- Objective -
Identify the lines holding "sales" and copy them.

- Record extracts -
----
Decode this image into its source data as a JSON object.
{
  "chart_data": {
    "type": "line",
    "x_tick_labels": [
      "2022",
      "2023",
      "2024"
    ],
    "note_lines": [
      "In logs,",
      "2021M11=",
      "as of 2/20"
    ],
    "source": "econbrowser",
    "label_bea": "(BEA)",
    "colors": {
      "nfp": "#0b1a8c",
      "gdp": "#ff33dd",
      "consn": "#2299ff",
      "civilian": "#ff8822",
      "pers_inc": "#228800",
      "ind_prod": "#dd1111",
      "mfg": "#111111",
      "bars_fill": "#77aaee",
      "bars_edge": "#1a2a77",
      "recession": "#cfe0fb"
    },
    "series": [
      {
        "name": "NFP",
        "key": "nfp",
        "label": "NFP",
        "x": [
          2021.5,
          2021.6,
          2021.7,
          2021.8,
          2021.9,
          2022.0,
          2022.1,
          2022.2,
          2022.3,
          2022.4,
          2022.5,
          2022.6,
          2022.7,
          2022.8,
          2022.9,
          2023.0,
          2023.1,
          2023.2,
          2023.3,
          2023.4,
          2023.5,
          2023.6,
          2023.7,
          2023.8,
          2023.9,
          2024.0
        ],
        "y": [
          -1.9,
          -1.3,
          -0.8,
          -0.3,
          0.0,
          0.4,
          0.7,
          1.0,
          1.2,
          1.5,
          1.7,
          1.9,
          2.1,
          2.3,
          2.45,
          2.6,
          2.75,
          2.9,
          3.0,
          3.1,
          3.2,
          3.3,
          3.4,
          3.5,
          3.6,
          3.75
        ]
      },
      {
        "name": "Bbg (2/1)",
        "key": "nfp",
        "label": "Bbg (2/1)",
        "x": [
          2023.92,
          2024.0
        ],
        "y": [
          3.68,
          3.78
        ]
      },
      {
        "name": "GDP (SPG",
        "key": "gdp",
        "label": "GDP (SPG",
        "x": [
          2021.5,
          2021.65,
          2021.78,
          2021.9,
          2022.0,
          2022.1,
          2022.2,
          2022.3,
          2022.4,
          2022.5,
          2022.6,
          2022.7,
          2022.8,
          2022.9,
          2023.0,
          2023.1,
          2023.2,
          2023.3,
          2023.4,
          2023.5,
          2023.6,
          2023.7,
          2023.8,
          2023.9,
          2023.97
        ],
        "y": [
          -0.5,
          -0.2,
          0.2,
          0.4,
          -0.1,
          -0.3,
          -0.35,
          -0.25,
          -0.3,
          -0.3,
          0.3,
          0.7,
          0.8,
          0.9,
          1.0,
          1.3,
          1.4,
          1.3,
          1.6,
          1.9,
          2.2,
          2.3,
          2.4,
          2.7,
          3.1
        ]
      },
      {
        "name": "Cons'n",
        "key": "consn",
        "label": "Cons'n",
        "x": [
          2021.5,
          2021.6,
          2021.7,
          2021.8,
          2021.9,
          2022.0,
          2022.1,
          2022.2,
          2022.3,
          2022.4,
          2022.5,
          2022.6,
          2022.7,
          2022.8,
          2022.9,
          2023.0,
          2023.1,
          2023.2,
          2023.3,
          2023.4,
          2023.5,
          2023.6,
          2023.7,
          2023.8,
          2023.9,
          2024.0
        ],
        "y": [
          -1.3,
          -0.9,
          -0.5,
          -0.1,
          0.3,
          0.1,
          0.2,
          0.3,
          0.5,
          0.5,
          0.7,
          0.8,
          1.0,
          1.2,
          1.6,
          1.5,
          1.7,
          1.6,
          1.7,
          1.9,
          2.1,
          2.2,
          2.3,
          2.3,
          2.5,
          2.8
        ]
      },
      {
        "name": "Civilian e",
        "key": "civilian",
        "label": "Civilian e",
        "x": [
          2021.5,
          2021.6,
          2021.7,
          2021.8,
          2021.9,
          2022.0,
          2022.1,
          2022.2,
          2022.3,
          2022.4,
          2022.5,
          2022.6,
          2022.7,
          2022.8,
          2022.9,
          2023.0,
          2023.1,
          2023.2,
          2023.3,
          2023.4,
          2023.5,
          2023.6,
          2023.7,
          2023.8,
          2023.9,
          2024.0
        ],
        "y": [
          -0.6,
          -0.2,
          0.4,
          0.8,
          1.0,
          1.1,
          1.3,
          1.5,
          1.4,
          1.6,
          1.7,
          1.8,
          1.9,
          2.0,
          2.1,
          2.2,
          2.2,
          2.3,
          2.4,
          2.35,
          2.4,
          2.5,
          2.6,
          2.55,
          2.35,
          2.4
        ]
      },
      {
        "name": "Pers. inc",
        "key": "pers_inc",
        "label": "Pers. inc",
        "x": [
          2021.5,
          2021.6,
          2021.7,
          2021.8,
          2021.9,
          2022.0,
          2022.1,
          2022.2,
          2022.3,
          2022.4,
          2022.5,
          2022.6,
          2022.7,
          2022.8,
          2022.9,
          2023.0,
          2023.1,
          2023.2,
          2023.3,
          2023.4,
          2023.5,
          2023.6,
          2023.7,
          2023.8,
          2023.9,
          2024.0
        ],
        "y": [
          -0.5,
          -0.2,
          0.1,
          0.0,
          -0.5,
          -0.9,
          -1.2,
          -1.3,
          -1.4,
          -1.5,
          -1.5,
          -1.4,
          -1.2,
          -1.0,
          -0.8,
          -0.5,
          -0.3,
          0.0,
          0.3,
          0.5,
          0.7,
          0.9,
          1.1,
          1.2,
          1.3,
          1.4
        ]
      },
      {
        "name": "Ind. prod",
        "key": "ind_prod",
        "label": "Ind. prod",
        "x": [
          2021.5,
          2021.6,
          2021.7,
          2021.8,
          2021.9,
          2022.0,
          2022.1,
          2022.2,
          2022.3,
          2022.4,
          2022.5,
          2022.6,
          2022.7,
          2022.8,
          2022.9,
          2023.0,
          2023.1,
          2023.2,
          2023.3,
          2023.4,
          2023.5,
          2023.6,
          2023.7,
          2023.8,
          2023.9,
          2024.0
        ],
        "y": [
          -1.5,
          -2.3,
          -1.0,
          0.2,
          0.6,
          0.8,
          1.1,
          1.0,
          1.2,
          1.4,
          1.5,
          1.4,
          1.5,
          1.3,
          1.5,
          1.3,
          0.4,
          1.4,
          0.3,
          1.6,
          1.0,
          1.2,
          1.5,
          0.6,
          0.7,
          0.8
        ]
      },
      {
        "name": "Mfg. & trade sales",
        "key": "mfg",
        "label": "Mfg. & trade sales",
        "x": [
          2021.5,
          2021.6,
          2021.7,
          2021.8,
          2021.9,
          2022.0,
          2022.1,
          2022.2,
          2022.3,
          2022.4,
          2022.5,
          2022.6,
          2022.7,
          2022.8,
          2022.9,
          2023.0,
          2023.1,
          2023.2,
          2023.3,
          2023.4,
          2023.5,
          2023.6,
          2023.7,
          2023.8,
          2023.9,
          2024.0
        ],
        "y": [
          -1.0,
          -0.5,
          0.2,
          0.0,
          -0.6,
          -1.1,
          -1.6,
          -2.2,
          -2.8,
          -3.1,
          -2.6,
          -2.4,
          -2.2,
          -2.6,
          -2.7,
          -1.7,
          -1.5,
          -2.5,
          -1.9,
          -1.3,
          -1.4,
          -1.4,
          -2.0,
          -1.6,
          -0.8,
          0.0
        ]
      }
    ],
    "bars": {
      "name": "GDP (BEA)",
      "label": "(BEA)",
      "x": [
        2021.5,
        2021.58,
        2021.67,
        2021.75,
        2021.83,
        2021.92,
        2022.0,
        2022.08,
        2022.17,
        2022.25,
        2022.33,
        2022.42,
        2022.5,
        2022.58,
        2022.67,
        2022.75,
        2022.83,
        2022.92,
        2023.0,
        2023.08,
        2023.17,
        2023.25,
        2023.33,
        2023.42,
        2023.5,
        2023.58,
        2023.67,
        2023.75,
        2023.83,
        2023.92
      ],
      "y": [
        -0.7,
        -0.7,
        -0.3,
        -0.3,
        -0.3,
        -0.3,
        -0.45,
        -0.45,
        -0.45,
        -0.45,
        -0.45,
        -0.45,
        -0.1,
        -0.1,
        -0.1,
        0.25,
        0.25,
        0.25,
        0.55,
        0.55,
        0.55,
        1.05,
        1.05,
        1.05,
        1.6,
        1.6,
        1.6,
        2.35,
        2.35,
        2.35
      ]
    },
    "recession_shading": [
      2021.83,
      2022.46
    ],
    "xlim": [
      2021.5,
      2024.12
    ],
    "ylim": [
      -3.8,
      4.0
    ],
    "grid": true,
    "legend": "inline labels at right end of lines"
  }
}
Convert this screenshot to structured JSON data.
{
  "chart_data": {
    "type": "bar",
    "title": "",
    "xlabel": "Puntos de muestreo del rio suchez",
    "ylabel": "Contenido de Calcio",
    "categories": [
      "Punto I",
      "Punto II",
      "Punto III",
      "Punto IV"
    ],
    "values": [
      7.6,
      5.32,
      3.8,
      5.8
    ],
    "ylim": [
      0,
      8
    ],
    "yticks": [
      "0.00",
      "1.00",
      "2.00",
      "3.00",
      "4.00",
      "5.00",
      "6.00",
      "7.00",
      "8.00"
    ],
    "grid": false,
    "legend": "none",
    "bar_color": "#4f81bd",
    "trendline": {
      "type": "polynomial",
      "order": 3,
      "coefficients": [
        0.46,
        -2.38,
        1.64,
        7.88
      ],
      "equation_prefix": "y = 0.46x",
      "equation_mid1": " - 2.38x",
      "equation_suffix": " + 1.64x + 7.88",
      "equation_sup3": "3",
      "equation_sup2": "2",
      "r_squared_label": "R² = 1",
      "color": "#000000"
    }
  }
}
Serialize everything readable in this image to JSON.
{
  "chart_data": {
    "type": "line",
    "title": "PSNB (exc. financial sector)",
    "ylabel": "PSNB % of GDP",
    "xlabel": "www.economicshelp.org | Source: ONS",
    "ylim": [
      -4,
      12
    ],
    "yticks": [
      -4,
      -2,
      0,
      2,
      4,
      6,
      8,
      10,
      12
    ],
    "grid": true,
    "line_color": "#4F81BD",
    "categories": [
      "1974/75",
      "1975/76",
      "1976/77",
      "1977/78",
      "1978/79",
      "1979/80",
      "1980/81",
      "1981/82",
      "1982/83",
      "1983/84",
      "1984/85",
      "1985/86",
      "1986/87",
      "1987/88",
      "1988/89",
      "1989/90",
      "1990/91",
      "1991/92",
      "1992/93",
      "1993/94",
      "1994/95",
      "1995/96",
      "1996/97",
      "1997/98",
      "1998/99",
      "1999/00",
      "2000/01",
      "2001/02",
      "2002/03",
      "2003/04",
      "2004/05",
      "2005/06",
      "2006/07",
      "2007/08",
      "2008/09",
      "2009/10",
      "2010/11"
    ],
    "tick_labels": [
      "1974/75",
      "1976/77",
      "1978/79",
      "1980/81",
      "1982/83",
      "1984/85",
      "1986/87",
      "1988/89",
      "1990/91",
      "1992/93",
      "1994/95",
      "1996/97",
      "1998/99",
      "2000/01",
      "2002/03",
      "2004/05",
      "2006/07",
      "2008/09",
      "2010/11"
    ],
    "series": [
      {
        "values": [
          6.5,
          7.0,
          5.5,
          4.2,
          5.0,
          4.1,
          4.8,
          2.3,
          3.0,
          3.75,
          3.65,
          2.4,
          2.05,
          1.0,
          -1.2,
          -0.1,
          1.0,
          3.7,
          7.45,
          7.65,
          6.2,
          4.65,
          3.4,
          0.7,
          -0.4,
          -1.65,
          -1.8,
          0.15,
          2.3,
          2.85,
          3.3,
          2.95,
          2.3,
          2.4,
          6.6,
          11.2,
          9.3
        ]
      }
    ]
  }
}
----
- The solution -
        "name": "Mfg. & trade sales",
        "label": "Mfg. & trade sales",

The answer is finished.